**Written request**
Gather every line from the entries below that includes "документации".
────────────────
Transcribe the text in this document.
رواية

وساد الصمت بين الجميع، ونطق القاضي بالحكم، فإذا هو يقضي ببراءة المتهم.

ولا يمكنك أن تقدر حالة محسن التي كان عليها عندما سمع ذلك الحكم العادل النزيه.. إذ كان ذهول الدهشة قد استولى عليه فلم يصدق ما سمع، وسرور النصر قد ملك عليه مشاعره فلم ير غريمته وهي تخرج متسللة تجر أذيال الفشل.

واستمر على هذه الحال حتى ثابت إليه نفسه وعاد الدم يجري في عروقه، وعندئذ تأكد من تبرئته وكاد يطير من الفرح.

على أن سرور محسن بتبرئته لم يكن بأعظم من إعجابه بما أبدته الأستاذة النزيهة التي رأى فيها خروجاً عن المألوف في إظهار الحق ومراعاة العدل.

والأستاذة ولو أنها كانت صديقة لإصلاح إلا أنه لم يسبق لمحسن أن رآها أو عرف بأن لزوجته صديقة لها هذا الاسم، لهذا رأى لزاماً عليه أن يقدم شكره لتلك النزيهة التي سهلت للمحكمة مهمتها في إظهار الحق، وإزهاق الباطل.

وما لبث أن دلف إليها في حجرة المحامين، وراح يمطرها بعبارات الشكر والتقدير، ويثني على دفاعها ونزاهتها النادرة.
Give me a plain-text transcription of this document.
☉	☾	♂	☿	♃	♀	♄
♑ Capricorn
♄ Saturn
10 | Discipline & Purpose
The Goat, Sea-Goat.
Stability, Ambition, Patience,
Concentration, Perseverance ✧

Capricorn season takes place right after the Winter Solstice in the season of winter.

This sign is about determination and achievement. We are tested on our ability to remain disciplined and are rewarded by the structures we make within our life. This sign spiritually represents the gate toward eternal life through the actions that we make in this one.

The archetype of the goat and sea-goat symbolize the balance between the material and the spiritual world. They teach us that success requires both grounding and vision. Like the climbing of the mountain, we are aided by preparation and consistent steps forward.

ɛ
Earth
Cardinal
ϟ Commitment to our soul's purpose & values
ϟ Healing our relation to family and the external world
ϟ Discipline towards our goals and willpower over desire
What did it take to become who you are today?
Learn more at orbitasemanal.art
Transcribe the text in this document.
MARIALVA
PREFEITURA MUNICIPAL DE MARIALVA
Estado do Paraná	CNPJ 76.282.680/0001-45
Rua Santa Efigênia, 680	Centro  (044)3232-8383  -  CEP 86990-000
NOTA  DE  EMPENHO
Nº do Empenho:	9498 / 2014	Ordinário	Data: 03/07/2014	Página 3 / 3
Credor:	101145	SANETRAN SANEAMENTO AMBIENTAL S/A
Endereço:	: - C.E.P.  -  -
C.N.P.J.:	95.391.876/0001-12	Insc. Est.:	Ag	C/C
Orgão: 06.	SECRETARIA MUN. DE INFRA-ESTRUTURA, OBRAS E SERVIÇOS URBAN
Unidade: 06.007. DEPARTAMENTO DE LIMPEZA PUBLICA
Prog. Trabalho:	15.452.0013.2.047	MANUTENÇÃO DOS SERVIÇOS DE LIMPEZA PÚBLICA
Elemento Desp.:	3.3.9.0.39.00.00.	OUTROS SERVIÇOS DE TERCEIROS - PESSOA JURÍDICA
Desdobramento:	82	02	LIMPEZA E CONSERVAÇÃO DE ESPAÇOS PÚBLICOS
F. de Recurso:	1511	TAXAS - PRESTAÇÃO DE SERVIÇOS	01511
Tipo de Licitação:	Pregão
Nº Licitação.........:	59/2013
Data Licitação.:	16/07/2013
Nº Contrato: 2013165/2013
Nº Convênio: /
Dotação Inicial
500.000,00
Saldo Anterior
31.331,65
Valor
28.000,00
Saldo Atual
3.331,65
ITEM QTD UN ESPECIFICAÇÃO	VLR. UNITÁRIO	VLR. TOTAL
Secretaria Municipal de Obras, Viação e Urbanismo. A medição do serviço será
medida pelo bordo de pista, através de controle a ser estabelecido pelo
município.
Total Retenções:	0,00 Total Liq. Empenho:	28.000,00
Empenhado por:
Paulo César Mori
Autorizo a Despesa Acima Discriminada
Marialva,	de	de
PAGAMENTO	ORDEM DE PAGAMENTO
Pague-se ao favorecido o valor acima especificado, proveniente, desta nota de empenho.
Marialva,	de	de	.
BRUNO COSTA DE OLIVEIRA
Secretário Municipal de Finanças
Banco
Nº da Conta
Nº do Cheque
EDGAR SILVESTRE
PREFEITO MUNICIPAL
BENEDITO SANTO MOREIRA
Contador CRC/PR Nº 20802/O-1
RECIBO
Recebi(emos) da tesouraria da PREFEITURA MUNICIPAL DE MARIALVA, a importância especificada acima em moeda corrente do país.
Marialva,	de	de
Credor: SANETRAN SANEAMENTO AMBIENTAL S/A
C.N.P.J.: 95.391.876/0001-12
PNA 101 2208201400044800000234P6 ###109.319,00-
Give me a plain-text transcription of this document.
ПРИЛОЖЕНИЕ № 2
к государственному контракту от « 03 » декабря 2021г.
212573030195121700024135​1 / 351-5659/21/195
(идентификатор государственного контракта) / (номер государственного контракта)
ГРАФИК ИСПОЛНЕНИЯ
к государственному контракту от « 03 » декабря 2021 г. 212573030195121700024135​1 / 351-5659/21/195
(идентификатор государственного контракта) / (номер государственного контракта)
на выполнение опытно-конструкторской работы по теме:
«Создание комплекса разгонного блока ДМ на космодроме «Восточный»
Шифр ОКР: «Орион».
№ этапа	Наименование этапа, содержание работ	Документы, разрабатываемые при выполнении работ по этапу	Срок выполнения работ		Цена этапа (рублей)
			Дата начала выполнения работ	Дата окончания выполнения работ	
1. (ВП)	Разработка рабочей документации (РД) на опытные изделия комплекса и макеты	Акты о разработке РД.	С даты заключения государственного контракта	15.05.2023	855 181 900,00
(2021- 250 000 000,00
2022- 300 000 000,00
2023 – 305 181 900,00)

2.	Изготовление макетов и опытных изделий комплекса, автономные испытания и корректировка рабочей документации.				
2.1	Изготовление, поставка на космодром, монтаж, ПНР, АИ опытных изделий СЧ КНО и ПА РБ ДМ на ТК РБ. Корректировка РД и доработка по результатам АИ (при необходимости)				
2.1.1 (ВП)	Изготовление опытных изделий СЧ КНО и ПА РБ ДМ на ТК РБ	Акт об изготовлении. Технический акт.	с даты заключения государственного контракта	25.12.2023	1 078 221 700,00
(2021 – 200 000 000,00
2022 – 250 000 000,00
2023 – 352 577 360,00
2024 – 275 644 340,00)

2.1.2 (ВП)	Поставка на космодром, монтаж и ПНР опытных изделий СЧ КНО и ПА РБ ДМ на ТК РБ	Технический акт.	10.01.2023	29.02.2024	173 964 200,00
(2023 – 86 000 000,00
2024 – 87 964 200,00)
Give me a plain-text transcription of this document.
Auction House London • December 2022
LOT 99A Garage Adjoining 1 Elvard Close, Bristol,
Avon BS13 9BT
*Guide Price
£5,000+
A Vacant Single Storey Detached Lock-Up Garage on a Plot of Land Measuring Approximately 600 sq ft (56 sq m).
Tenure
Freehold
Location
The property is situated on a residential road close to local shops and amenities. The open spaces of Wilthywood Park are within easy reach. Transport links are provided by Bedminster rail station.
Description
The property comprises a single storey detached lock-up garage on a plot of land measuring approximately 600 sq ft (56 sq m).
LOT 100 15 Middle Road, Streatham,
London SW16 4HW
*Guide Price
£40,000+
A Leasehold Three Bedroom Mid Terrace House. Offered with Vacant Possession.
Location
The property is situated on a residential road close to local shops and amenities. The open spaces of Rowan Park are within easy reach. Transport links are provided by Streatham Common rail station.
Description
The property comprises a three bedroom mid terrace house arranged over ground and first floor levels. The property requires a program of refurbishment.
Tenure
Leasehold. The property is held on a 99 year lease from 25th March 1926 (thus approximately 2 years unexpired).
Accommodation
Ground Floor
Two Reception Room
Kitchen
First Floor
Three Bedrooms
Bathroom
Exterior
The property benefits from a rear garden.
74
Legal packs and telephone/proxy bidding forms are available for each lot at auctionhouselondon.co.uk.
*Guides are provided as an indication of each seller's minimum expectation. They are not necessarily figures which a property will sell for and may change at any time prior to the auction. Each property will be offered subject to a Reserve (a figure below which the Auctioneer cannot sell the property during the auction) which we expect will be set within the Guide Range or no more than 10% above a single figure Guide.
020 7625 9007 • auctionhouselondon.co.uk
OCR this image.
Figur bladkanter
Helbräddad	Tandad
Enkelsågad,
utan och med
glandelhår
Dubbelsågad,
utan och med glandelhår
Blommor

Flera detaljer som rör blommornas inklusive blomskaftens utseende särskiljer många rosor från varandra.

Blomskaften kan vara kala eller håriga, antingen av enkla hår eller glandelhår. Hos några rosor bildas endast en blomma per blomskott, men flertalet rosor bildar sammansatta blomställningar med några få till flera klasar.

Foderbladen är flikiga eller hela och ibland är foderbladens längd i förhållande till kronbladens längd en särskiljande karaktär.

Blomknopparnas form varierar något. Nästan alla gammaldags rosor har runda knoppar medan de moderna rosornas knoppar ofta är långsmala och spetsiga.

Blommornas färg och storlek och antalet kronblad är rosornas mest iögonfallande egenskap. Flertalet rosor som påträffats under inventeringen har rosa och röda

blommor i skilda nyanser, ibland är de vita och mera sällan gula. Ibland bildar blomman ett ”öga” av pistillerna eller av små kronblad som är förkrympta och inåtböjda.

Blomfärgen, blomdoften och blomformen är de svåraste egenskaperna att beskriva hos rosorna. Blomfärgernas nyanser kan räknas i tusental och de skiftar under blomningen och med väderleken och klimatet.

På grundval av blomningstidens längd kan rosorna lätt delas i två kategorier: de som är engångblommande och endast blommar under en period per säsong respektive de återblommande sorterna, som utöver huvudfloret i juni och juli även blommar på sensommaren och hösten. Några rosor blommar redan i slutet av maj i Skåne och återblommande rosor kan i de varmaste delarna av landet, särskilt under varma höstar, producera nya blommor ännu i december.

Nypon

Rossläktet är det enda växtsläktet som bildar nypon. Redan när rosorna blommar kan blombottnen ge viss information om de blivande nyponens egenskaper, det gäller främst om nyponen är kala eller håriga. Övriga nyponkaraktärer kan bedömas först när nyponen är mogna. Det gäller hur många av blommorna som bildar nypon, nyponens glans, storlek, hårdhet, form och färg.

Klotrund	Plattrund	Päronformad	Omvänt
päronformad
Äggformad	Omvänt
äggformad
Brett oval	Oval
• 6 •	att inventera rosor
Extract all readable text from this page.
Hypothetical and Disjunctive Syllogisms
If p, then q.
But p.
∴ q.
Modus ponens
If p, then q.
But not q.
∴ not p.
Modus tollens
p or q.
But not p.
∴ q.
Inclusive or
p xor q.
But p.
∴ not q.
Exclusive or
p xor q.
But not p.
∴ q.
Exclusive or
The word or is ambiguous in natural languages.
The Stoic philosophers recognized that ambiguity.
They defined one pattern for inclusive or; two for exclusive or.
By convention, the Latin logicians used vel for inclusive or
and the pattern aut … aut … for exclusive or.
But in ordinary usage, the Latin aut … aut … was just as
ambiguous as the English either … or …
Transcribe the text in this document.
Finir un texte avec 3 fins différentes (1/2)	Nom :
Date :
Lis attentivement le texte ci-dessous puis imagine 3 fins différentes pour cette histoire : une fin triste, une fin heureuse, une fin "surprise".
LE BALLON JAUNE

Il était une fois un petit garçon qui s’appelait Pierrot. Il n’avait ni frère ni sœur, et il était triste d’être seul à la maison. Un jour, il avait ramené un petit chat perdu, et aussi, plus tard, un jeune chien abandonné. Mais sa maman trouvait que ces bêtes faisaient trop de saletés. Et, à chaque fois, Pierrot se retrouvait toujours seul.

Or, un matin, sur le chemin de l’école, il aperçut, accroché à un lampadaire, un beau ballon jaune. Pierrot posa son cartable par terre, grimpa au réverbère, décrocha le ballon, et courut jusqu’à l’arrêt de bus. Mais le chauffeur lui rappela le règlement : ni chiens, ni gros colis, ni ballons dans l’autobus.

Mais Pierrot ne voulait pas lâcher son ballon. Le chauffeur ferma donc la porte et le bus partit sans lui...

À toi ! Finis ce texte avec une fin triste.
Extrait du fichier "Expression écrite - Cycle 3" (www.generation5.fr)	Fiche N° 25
────────────────
**Complete response**
1. (ВП)	Разработка рабочей документации (РД) на опытные изделия комплекса и макеты	Акты о разработке РД.	С даты заключения государственного контракта	15.05.2023	855 181 900,00
2.	Изготовление макетов и опытных изделий комплекса, автономные испытания и корректировка рабочей документации.				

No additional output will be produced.